● Written exercise
Each line containing the word "東北地方" should be found and copied.

● Material for this exercise
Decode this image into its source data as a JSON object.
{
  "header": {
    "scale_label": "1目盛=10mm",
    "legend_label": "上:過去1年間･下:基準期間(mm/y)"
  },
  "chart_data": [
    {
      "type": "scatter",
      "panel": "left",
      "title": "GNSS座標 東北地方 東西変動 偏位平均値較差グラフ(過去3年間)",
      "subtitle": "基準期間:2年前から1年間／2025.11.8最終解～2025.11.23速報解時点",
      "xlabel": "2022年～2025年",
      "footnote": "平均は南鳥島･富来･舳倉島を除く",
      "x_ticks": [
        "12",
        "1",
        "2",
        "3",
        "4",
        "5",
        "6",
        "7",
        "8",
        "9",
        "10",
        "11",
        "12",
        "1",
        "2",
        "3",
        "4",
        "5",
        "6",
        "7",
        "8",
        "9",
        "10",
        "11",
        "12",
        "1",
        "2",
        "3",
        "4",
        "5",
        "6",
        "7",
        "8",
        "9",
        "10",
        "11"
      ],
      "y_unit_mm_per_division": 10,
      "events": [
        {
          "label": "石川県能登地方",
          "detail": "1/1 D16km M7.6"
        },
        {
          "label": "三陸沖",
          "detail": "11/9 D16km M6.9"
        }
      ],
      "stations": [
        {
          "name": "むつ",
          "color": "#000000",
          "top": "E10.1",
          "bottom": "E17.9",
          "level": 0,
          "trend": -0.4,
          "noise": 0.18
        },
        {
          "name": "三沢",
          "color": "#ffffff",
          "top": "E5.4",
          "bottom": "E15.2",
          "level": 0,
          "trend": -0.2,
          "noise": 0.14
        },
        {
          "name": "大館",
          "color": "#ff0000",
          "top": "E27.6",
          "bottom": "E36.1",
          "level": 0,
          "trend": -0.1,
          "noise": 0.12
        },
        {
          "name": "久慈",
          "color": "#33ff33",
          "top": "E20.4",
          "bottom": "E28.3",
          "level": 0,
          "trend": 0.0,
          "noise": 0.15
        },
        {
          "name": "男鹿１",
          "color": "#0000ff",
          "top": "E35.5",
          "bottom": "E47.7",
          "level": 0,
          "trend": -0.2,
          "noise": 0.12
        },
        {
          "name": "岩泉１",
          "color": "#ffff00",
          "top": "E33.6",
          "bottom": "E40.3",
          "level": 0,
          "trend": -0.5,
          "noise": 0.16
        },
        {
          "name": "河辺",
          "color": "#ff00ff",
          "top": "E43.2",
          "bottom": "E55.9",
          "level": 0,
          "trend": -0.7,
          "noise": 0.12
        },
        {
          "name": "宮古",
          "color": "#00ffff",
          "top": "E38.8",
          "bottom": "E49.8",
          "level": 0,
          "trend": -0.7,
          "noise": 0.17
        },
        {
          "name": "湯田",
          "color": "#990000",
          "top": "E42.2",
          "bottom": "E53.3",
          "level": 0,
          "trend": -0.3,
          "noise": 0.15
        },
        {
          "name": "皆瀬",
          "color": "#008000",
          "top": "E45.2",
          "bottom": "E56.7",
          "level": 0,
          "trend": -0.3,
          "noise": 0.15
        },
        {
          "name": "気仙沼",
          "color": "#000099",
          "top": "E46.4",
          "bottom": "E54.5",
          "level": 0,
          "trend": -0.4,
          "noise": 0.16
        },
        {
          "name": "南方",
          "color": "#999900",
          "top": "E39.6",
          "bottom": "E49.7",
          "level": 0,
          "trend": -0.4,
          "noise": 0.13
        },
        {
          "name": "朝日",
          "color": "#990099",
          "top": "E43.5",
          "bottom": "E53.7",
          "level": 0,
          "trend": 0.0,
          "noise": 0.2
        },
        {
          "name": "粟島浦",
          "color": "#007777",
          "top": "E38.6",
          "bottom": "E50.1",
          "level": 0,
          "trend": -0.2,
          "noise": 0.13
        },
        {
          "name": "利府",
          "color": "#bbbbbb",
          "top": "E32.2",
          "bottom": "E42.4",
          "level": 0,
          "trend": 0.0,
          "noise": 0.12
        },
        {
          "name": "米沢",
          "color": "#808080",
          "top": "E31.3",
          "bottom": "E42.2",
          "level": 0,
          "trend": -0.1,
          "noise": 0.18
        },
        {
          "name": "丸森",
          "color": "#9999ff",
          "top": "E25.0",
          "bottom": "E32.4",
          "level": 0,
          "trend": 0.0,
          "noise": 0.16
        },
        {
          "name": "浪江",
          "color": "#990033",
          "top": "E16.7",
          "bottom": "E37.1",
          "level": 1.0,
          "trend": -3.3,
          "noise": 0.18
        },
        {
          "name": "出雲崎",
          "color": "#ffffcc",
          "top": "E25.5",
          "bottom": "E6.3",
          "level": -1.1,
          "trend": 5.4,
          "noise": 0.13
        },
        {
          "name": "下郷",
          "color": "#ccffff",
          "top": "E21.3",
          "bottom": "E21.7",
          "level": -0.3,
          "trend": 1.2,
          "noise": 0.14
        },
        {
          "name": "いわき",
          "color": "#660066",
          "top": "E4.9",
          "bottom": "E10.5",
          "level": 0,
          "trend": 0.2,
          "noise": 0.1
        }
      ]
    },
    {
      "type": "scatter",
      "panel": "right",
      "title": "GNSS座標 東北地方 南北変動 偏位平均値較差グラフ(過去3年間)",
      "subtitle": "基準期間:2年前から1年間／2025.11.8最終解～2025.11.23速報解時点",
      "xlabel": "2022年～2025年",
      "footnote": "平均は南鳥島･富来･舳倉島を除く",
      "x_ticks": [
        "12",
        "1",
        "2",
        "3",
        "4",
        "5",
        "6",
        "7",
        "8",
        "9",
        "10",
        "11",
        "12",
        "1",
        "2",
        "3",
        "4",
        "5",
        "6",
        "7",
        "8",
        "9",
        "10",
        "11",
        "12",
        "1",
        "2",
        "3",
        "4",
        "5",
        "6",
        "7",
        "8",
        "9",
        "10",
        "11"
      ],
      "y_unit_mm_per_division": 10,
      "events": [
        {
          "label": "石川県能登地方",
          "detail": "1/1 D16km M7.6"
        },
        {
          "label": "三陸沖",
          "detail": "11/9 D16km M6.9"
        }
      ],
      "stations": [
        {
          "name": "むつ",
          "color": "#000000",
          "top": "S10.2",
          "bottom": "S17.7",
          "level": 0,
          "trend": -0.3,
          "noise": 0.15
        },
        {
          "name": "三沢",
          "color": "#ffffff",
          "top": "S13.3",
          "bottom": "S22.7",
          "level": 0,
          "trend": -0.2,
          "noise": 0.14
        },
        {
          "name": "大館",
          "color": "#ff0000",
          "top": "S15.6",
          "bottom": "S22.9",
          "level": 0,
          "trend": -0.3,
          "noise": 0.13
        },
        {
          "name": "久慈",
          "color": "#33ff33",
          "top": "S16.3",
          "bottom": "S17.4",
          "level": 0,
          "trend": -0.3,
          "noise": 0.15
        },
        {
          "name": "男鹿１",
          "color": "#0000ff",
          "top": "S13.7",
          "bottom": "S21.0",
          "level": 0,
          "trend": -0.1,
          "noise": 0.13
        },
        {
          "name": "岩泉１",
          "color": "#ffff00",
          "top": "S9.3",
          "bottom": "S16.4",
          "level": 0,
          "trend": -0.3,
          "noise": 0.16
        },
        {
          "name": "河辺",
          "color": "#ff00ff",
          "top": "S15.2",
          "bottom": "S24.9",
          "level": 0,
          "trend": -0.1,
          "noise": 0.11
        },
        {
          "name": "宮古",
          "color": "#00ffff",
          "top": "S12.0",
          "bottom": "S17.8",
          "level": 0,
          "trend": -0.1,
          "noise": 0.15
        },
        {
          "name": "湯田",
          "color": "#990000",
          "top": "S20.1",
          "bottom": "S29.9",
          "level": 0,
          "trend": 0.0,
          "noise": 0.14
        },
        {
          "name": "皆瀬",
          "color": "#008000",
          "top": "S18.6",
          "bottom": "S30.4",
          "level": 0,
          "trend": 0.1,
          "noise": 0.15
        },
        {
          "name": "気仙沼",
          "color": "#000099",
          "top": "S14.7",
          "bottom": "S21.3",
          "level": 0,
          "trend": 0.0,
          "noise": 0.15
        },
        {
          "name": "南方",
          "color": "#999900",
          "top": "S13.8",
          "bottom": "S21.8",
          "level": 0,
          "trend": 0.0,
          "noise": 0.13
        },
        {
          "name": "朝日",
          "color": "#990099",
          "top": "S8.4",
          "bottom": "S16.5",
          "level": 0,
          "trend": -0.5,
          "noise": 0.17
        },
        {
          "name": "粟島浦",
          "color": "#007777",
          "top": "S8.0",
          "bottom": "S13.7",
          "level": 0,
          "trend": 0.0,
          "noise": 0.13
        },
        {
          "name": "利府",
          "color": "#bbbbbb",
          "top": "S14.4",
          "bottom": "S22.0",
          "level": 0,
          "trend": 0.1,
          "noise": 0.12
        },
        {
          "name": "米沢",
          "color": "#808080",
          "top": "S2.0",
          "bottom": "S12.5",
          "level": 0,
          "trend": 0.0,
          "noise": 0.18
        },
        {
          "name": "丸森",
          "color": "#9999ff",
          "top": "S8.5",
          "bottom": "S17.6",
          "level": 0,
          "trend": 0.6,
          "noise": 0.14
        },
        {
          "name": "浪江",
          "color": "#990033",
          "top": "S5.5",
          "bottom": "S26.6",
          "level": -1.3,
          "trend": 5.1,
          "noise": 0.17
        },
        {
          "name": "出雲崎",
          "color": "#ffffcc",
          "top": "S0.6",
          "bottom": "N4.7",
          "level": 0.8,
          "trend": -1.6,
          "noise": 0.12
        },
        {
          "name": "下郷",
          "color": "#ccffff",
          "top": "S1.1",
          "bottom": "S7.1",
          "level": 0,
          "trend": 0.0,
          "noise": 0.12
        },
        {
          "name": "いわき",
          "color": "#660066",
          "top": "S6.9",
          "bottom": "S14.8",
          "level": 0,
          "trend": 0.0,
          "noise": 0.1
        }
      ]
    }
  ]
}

● Solved exercise
      "title": "GNSS座標 東北地方 東西変動 偏位平均値較差グラフ(過去3年間)",
      "title": "GNSS座標 東北地方 南北変動 偏位平均値較差グラフ(過去3年間)",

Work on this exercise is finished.